## INPUT RECORDS
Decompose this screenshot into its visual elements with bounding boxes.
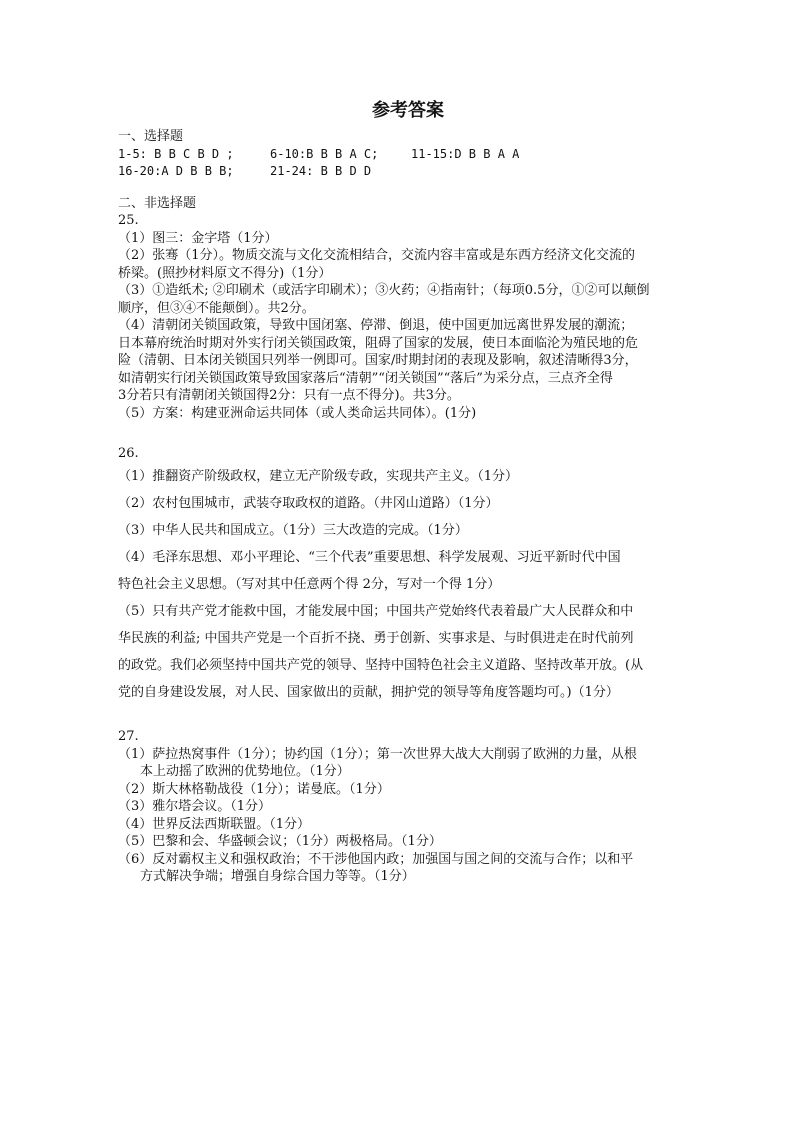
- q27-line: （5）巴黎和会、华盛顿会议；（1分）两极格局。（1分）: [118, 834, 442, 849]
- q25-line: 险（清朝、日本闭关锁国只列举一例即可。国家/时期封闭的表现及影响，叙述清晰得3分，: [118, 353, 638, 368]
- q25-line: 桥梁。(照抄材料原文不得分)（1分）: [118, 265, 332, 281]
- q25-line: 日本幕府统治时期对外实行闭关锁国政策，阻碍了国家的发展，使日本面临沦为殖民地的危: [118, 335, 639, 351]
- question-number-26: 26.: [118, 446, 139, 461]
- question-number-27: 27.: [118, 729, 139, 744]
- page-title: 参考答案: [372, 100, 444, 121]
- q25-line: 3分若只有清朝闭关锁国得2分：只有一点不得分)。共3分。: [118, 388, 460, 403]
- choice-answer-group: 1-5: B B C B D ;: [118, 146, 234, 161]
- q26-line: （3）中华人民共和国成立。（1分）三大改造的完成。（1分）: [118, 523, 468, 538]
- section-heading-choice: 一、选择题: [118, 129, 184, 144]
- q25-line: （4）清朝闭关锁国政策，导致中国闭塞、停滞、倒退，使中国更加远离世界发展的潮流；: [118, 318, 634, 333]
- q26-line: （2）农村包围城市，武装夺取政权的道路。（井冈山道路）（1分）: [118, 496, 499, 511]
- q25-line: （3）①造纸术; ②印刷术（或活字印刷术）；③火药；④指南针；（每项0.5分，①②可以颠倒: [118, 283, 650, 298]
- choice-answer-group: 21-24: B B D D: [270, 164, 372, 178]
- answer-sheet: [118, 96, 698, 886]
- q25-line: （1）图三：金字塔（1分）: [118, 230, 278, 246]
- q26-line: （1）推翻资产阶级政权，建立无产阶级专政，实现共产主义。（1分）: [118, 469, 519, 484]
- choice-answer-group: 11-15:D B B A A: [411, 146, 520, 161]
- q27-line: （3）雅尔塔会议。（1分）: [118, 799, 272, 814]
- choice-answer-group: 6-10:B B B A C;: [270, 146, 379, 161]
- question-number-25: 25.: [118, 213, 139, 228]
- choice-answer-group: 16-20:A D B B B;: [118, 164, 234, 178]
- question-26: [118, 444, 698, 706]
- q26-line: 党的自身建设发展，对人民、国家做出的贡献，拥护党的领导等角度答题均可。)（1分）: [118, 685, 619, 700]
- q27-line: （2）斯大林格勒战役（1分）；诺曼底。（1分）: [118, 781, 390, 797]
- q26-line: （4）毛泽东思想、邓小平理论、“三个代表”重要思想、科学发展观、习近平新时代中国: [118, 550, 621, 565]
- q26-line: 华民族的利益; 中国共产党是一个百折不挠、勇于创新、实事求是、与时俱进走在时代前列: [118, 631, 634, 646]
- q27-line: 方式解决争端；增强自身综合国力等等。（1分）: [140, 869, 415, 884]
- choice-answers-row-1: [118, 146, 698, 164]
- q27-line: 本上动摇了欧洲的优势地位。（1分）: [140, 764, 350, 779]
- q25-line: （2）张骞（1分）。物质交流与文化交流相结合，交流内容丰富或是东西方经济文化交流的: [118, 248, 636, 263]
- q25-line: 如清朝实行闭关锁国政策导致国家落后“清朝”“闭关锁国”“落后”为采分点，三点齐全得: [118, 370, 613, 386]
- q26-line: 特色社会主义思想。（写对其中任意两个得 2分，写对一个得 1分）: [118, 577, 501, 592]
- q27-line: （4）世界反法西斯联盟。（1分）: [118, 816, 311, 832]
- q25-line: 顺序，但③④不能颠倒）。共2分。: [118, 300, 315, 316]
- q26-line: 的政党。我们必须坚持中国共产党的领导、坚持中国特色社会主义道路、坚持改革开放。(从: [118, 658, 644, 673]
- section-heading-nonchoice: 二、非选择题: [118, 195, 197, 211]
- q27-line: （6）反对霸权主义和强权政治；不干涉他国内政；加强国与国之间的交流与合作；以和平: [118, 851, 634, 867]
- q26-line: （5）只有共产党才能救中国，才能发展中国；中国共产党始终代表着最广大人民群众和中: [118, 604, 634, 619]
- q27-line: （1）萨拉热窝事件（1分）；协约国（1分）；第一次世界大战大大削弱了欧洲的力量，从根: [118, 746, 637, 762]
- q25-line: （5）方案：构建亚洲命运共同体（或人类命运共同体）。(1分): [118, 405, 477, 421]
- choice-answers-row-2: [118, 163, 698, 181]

## INSTRUCTION
Copy the rows from the one containing "- q27-line: （5）巴黎和会、华盛顿会议；（1分）两极格局。（1分）: [118, 834, 442, 849]" through the one containing "- question-number-26: 26.: [118, 446, 139, 461]", including both, and swap "闭关锁国" for "海禁" everywhere in them. Keep everything else the same.

## WRITTEN RESPONSE
- q27-line: （5）巴黎和会、华盛顿会议；（1分）两极格局。（1分）: [118, 834, 442, 849]
- q25-line: 险（清朝、日本海禁只列举一例即可。国家/时期封闭的表现及影响，叙述清晰得3分，: [118, 353, 638, 368]
- q25-line: 桥梁。(照抄材料原文不得分)（1分）: [118, 265, 332, 281]
- q25-line: 日本幕府统治时期对外实行海禁政策，阻碍了国家的发展，使日本面临沦为殖民地的危: [118, 335, 639, 351]
- question-number-26: 26.: [118, 446, 139, 461]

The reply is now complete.